What you will do: Review the material line by line. Identify and copy every line that contains the string "screenshot".

>> begin Extracted data

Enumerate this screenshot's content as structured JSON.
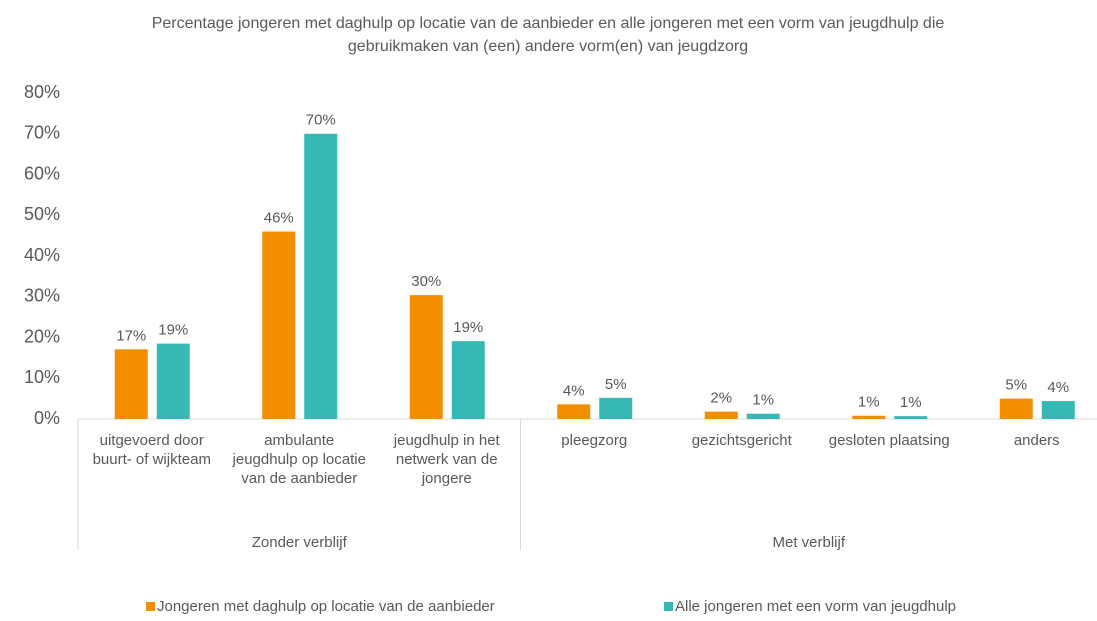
{
  "chart_data": {
    "type": "bar",
    "title": "Percentage jongeren met daghulp op locatie van de aanbieder en alle jongeren met een vorm van jeugdhulp die gebruikmaken van (een) andere vorm(en) van jeugdzorg",
    "categories": [
      "uitgevoerd door buurt- of wijkteam",
      "ambulante jeugdhulp op locatie van de aanbieder",
      "jeugdhulp in het netwerk van de jongere",
      "pleegzorg",
      "gezichtsgericht",
      "gesloten plaatsing",
      "anders"
    ],
    "groups": [
      {
        "label": "Zonder verblijf",
        "count": 3
      },
      {
        "label": "Met verblijf",
        "count": 4
      }
    ],
    "series": [
      {
        "name": "Jongeren met daghulp op locatie van de aanbieder",
        "color": "#f28e00",
        "values": [
          17.1,
          46,
          30.4,
          3.6,
          1.8,
          0.8,
          5.0
        ],
        "value_labels": [
          "17%",
          "46%",
          "30%",
          "4%",
          "2%",
          "1%",
          "5%"
        ]
      },
      {
        "name": "Alle jongeren met een vorm van jeugdhulp",
        "color": "#36b8b5",
        "values": [
          18.5,
          70,
          19.1,
          5.2,
          1.3,
          0.7,
          4.4
        ],
        "value_labels": [
          "19%",
          "70%",
          "19%",
          "5%",
          "1%",
          "1%",
          "4%"
        ]
      }
    ],
    "ylim": [
      0,
      80
    ],
    "yticks": [
      {
        "value": 0,
        "label": "0%"
      },
      {
        "value": 10,
        "label": "10%"
      },
      {
        "value": 20,
        "label": "20%"
      },
      {
        "value": 30,
        "label": "30%"
      },
      {
        "value": 40,
        "label": "40%"
      },
      {
        "value": 50,
        "label": "50%"
      },
      {
        "value": 60,
        "label": "60%"
      },
      {
        "value": 70,
        "label": "70%"
      },
      {
        "value": 80,
        "label": "80%"
      }
    ],
    "grid": false,
    "legend": "bottom"
  }
}
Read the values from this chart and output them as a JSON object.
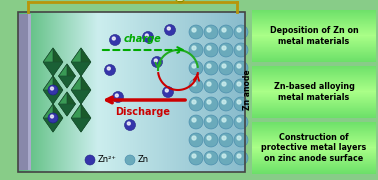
{
  "fig_width": 3.78,
  "fig_height": 1.8,
  "dpi": 100,
  "bg_outer": "#88cc88",
  "main_bg_left": "#66cc88",
  "main_bg_right": "#aaddcc",
  "boxes": [
    {
      "label": "Deposition of Zn on\nmetal materials"
    },
    {
      "label": "Zn-based alloying\nmetal materials"
    },
    {
      "label": "Construction of\nprotective metal layers\non zinc anode surface"
    }
  ],
  "zn_anode_label": "Zn anode",
  "charge_label": "charge",
  "discharge_label": "Discharge",
  "legend_zn2p": "Zn²⁺",
  "legend_zn": "Zn",
  "wire_color": "#b8960b",
  "charge_arrow_color": "#00aa00",
  "discharge_arrow_color": "#cc0000",
  "circle_arrow_color": "#22aa22",
  "cathode_color": "#1a6b2e",
  "anode_ball_color": "#6aaabb",
  "anode_ball_edge": "#4488aa",
  "ion_fill": "#3a3a9a",
  "ion_edge": "#222288",
  "plate_color": "#8888aa",
  "box_bg_bright": "#55dd77",
  "box_bg_dark": "#33bb55",
  "sep_color": "#ccffcc"
}
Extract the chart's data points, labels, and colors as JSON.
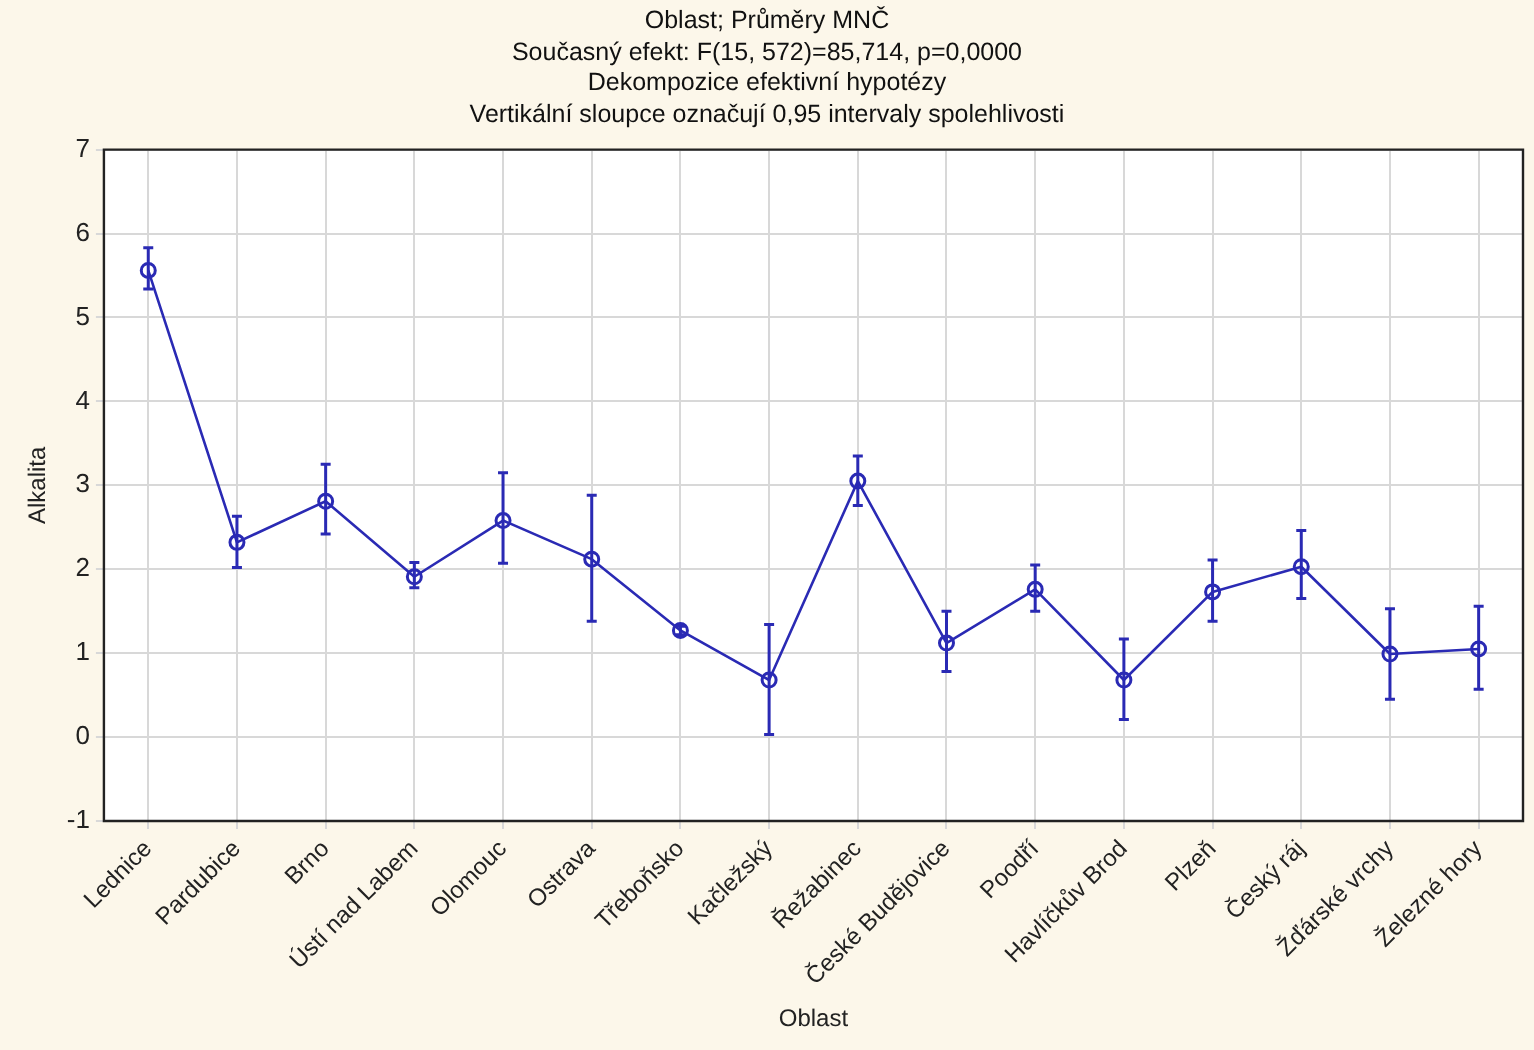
{
  "chart_data": {
    "type": "line",
    "title": "Oblast; Průměry MNČ",
    "subtitle": "Současný efekt: F(15, 572)=85,714, p=0,0000",
    "annotations": [
      "Dekompozice efektivní hypotézy",
      "Vertikální sloupce označují 0,95 intervaly spolehlivosti"
    ],
    "xlabel": "Oblast",
    "ylabel": "Alkalita",
    "categories": [
      "Lednice",
      "Pardubice",
      "Brno",
      "Ústí nad Labem",
      "Olomouc",
      "Ostrava",
      "Třeboňsko",
      "Kačležský",
      "Řežabinec",
      "České Budějovice",
      "Poodří",
      "Havlíčkův Brod",
      "Plzeň",
      "Český ráj",
      "Žďárské vrchy",
      "Železné hory"
    ],
    "series": [
      {
        "color": "#2a2ab4",
        "values": [
          5.56,
          2.32,
          2.81,
          1.91,
          2.58,
          2.12,
          1.27,
          0.68,
          3.05,
          1.12,
          1.76,
          0.68,
          1.73,
          2.03,
          0.99,
          1.05
        ],
        "errors": [
          [
            5.34,
            5.83
          ],
          [
            2.02,
            2.63
          ],
          [
            2.42,
            3.25
          ],
          [
            1.78,
            2.08
          ],
          [
            2.07,
            3.15
          ],
          [
            1.38,
            2.88
          ],
          [
            1.22,
            1.32
          ],
          [
            0.03,
            1.34
          ],
          [
            2.76,
            3.35
          ],
          [
            0.78,
            1.5
          ],
          [
            1.5,
            2.05
          ],
          [
            0.21,
            1.17
          ],
          [
            1.38,
            2.11
          ],
          [
            1.65,
            2.46
          ],
          [
            0.45,
            1.53
          ],
          [
            0.57,
            1.56
          ]
        ]
      }
    ],
    "ylim": [
      -1,
      7
    ],
    "yticks": [
      -1,
      0,
      1,
      2,
      3,
      4,
      5,
      6,
      7
    ],
    "grid": true,
    "legend": false,
    "marker": "circle",
    "line_style": "solid"
  }
}
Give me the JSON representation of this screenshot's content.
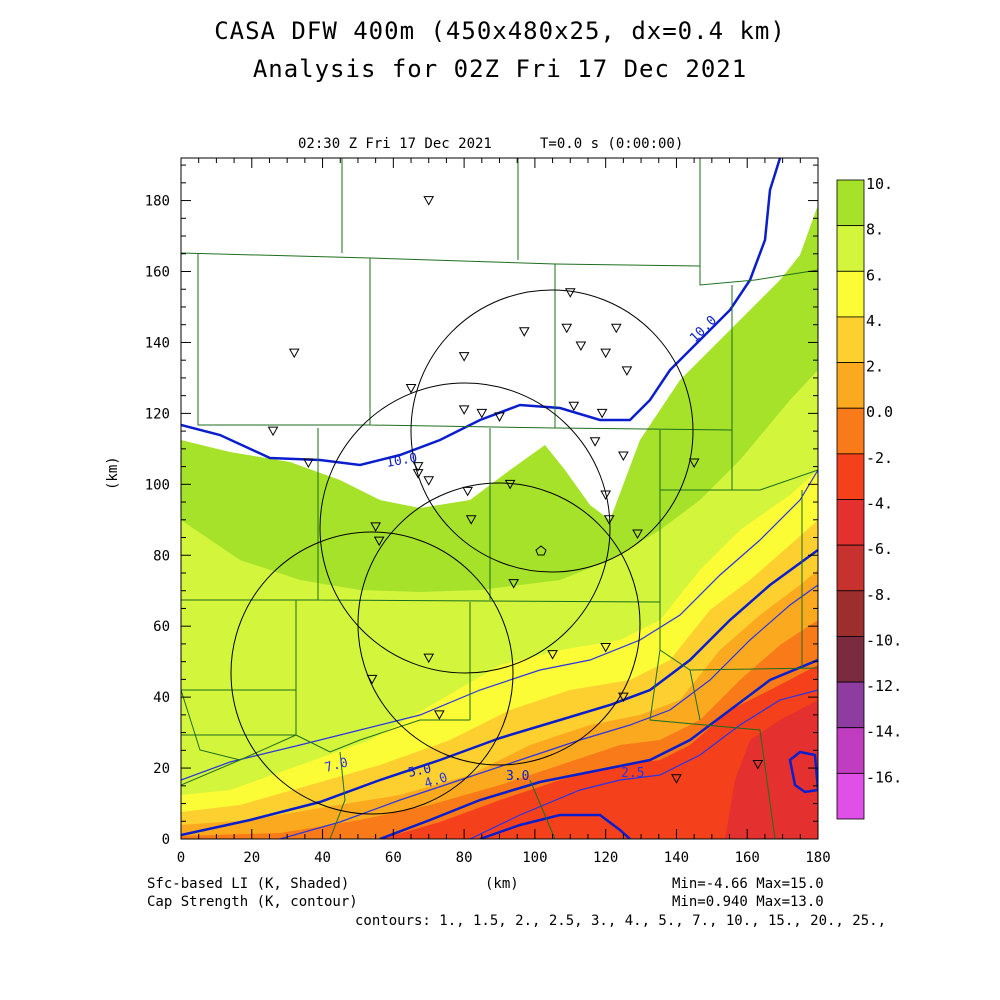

>> end Extracted data

Answer to this task:
Enumerate this screenshot's content as structured JSON.
Give me the JSON representation of this screenshot's content.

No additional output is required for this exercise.